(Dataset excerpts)
————

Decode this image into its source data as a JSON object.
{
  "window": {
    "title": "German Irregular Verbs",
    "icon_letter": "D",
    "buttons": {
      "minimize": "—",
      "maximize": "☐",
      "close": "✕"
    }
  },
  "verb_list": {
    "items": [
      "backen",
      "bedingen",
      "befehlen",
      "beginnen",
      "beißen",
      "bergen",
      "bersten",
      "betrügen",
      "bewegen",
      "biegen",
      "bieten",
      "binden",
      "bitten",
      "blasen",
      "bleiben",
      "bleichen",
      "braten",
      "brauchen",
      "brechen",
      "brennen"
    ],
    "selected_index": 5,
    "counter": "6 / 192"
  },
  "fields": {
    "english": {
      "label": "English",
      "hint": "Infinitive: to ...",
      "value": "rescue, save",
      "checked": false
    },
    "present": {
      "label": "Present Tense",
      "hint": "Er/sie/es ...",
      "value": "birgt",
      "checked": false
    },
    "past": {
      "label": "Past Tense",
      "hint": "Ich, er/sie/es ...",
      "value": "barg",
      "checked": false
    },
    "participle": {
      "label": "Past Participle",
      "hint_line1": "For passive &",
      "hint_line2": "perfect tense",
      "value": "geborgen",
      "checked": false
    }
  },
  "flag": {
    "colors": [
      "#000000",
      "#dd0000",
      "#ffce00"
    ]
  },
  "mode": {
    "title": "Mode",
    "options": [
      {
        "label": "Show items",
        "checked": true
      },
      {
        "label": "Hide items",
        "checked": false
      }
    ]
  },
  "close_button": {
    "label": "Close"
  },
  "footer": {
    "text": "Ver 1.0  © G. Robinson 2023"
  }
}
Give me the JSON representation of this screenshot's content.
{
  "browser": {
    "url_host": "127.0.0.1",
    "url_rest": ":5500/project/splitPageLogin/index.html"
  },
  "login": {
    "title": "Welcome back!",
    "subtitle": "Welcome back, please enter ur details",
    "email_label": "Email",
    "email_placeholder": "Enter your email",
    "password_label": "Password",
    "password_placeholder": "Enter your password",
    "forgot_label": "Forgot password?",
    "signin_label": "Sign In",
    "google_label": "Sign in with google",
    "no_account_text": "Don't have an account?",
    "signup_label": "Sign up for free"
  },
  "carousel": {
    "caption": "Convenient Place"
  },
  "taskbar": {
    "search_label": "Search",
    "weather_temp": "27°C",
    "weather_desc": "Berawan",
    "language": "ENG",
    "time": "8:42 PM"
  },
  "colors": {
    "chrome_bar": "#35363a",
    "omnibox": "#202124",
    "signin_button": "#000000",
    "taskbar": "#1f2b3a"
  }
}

————

> _THE PROBLEM_
Starting at the line with "Give me the", copy every line up to and including the last one in the entries above.

> _RESULT OF THIS EXERCISE_
Give me the JSON representation of this screenshot's content.
{
  "browser": {
    "url_host": "127.0.0.1",
    "url_rest": ":5500/project/splitPageLogin/index.html"
  },
  "login": {
    "title": "Welcome back!",
    "subtitle": "Welcome back, please enter ur details",
    "email_label": "Email",
    "email_placeholder": "Enter your email",
    "password_label": "Password",
    "password_placeholder": "Enter your password",
    "forgot_label": "Forgot password?",
    "signin_label": "Sign In",
    "google_label": "Sign in with google",
    "no_account_text": "Don't have an account?",
    "signup_label": "Sign up for free"
  },
  "carousel": {
    "caption": "Convenient Place"
  },
  "taskbar": {
    "search_label": "Search",
    "weather_temp": "27°C",
    "weather_desc": "Berawan",
    "language": "ENG",
    "time": "8:42 PM"
  },
  "colors": {
    "chrome_bar": "#35363a",
    "omnibox": "#202124",
    "signin_button": "#000000",
    "taskbar": "#1f2b3a"
  }
}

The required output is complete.